### Exercise aim:
Collect all lines below with the string "this".

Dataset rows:
— Begin —
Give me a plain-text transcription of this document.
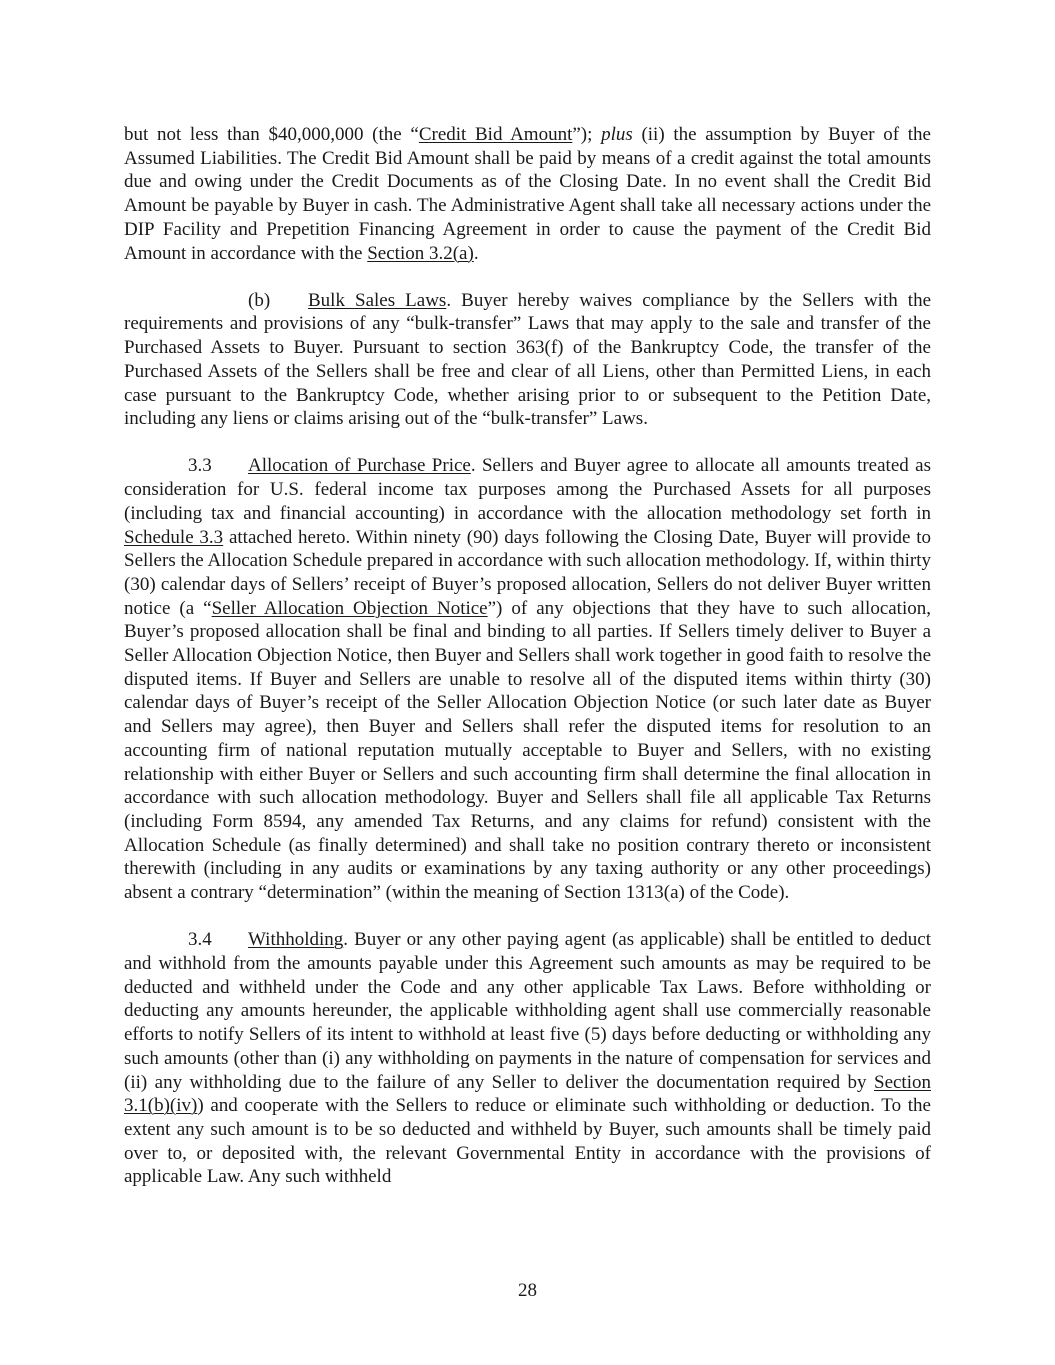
but not less than $40,000,000 (the “Credit Bid Amount”); plus (ii) the assumption by Buyer of the Assumed Liabilities. The Credit Bid Amount shall be paid by means of a credit against the total amounts due and owing under the Credit Documents as of the Closing Date. In no event shall the Credit Bid Amount be payable by Buyer in cash. The Administrative Agent shall take all necessary actions under the DIP Facility and Prepetition Financing Agreement in order to cause the payment of the Credit Bid Amount in accordance with the Section 3.2(a).

(b) Bulk Sales Laws. Buyer hereby waives compliance by the Sellers with the requirements and provisions of any “bulk-transfer” Laws that may apply to the sale and transfer of the Purchased Assets to Buyer. Pursuant to section 363(f) of the Bankruptcy Code, the transfer of the Purchased Assets of the Sellers shall be free and clear of all Liens, other than Permitted Liens, in each case pursuant to the Bankruptcy Code, whether arising prior to or subsequent to the Petition Date, including any liens or claims arising out of the “bulk-transfer” Laws.

3.3 Allocation of Purchase Price. Sellers and Buyer agree to allocate all amounts treated as consideration for U.S. federal income tax purposes among the Purchased Assets for all purposes (including tax and financial accounting) in accordance with the allocation methodology set forth in Schedule 3.3 attached hereto. Within ninety (90) days following the Closing Date, Buyer will provide to Sellers the Allocation Schedule prepared in accordance with such allocation methodology. If, within thirty (30) calendar days of Sellers’ receipt of Buyer’s proposed allocation, Sellers do not deliver Buyer written notice (a “Seller Allocation Objection Notice”) of any objections that they have to such allocation, Buyer’s proposed allocation shall be final and binding to all parties. If Sellers timely deliver to Buyer a Seller Allocation Objection Notice, then Buyer and Sellers shall work together in good faith to resolve the disputed items. If Buyer and Sellers are unable to resolve all of the disputed items within thirty (30) calendar days of Buyer’s receipt of the Seller Allocation Objection Notice (or such later date as Buyer and Sellers may agree), then Buyer and Sellers shall refer the disputed items for resolution to an accounting firm of national reputation mutually acceptable to Buyer and Sellers, with no existing relationship with either Buyer or Sellers and such accounting firm shall determine the final allocation in accordance with such allocation methodology. Buyer and Sellers shall file all applicable Tax Returns (including Form 8594, any amended Tax Returns, and any claims for refund) consistent with the Allocation Schedule (as finally determined) and shall take no position contrary thereto or inconsistent therewith (including in any audits or examinations by any taxing authority or any other proceedings) absent a contrary “determination” (within the meaning of Section 1313(a) of the Code).

3.4 Withholding. Buyer or any other paying agent (as applicable) shall be entitled to deduct and withhold from the amounts payable under this Agreement such amounts as may be required to be deducted and withheld under the Code and any other applicable Tax Laws. Before withholding or deducting any amounts hereunder, the applicable withholding agent shall use commercially reasonable efforts to notify Sellers of its intent to withhold at least five (5) days before deducting or withholding any such amounts (other than (i) any withholding on payments in the nature of compensation for services and (ii) any withholding due to the failure of any Seller to deliver the documentation required by Section 3.1(b)(iv)) and cooperate with the Sellers to reduce or eliminate such withholding or deduction. To the extent any such amount is to be so deducted and withheld by Buyer, such amounts shall be timely paid over to, or deposited with, the relevant Governmental Entity in accordance with the provisions of applicable Law. Any such withheld

28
— End —
### Written answer:
Give me a plain-text transcription of this document.
3.4 Withholding. Buyer or any other paying agent (as applicable) shall be entitled to deduct and withhold from the amounts payable under this Agreement such amounts as may be required to be deducted and withheld under the Code and any other applicable Tax Laws. Before withholding or deducting any amounts hereunder, the applicable withholding agent shall use commercially reasonable efforts to notify Sellers of its intent to withhold at least five (5) days before deducting or withholding any such amounts (other than (i) any withholding on payments in the nature of compensation for services and (ii) any withholding due to the failure of any Seller to deliver the documentation required by Section 3.1(b)(iv)) and cooperate with the Sellers to reduce or eliminate such withholding or deduction. To the extent any such amount is to be so deducted and withheld by Buyer, such amounts shall be timely paid over to, or deposited with, the relevant Governmental Entity in accordance with the provisions of applicable Law. Any such withheld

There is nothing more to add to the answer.